▶ **Task description**
In the notebook excerpt below, what value is assigned to n_estimators when the random forest classifier is created?
## START Extracted text
The following part is necessary for the hyperparameter tuning process only

In [None]:
#Normalize grid features for hyperparameter tuning:
train_rdkit_grid_features = pd.DataFrame(train_grid_features)
test_rdkit_grid_features = pd.DataFrame(test_grid_features)

def normalize(feature):
    min_max_scaler = preprocessing.MinMaxScaler()
    np_scaled = min_max_scaler.fit_transform(feature)
    fp_normalize = pd.DataFrame(np_scaled)
    return fp_normalize

train_rdkit_grid_features = normalize(train_rdkit_grid_features)
test_rdkit_grid_features = normalize(test_rdkit_grid_features)

#### 3.2.3. Train and test the RF algorithm
3.2.3.1. Without hyperparameter tuning

In [None]:
#Train the RF model on the training molecules:
rf_grid = RandomForestClassifier(n_estimators = 500, n_jobs = 30, random_state = 0)
rf_grid.fit(train_grid_features, Train_Class)

#Test the RF model on the test molecules:
prediction_test_rf_grid_class = rf_grid.predict(test_grid_features)
prediction_test_rf_grid_prob = rf_grid.predict_proba(test_grid_features)
## END Extracted text
## START Data provided
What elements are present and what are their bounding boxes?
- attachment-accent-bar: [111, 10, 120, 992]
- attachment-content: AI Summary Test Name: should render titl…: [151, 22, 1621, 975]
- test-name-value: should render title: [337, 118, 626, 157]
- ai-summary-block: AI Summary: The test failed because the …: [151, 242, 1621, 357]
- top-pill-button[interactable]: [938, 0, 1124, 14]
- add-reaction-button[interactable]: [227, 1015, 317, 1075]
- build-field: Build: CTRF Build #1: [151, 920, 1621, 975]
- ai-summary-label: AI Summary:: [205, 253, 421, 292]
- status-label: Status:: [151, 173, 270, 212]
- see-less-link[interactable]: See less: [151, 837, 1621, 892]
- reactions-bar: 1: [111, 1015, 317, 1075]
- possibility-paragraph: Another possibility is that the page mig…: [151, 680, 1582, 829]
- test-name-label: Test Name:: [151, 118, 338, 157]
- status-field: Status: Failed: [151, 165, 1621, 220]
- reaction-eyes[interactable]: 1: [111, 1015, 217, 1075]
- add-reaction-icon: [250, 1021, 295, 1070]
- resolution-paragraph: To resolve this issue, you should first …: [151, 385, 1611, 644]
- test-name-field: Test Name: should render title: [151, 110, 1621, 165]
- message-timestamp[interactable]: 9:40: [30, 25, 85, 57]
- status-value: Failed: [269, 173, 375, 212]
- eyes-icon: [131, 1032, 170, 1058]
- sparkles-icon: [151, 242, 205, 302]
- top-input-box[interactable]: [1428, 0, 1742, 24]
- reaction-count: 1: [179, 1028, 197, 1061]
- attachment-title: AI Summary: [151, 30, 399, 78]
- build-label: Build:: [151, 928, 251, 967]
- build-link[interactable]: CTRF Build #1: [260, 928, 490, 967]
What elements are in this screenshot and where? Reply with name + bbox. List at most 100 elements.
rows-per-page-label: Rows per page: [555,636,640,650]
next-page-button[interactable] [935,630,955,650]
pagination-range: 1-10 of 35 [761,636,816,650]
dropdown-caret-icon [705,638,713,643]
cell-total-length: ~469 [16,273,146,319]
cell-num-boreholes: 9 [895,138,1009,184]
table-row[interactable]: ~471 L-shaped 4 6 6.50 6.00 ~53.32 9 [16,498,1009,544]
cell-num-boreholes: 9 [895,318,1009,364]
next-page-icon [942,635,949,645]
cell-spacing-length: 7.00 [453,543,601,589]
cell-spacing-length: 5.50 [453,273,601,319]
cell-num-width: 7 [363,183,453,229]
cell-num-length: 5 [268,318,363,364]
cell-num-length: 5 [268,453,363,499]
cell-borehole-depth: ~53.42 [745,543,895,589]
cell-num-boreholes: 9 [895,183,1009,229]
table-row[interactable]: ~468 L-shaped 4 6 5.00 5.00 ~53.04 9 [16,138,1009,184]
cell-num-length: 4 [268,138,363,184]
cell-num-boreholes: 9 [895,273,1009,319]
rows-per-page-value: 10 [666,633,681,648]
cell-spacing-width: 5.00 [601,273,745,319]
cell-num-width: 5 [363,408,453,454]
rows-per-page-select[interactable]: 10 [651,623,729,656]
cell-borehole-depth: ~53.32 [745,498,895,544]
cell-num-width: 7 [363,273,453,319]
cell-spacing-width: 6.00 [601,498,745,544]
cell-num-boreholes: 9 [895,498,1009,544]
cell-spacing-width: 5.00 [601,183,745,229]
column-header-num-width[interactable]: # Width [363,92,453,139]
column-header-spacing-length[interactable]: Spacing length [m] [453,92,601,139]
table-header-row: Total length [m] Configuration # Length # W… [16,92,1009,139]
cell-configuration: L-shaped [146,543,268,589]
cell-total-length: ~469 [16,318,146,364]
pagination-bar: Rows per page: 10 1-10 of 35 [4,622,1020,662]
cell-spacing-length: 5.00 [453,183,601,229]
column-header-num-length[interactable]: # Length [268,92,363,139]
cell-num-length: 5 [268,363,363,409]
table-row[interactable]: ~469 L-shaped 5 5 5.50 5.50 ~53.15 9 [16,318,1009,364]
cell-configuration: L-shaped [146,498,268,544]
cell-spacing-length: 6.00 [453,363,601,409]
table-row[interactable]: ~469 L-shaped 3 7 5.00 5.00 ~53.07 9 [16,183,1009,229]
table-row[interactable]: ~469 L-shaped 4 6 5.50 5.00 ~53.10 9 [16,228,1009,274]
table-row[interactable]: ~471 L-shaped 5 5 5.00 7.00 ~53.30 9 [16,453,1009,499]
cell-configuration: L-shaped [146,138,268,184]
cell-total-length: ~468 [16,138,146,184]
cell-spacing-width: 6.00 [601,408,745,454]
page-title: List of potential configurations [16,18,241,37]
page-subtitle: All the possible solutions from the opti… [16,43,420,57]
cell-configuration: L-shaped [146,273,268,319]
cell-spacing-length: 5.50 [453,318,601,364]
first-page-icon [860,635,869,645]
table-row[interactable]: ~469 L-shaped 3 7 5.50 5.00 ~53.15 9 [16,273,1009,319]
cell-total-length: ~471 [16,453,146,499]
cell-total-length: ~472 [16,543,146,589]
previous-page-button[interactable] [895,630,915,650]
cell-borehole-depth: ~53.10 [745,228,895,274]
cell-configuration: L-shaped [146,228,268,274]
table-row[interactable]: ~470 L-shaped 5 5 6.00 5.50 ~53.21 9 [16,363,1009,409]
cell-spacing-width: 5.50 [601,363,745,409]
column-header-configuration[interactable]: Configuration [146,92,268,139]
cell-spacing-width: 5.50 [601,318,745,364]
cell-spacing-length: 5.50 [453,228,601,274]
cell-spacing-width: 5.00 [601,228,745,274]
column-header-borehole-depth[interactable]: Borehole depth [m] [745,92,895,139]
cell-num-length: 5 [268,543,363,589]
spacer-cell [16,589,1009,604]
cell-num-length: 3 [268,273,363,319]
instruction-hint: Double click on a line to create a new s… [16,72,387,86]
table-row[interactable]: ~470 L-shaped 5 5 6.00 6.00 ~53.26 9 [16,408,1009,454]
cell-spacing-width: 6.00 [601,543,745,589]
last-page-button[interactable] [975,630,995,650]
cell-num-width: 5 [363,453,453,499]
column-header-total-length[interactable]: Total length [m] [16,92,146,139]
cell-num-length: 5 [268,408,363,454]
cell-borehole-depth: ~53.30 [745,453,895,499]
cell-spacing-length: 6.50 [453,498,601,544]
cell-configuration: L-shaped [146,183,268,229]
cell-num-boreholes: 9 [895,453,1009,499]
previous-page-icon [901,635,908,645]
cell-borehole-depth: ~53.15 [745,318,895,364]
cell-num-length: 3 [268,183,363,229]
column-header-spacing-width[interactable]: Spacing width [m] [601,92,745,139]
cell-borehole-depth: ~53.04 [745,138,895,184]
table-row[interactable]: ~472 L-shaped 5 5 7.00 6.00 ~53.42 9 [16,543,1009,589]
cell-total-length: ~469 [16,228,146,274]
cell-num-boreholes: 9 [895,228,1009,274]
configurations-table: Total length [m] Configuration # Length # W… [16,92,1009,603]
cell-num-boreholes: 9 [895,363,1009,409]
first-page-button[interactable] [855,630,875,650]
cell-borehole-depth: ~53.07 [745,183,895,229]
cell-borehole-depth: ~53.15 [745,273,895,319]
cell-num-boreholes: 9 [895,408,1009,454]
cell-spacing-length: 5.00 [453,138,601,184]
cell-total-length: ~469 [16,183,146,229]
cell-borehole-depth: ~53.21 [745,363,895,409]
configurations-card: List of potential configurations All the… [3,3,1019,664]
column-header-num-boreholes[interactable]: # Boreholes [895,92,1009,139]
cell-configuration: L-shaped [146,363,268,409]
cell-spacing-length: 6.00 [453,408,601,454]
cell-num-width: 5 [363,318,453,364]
## END Data provided
▶ **Written response**
The value assigned to n_estimators is 500.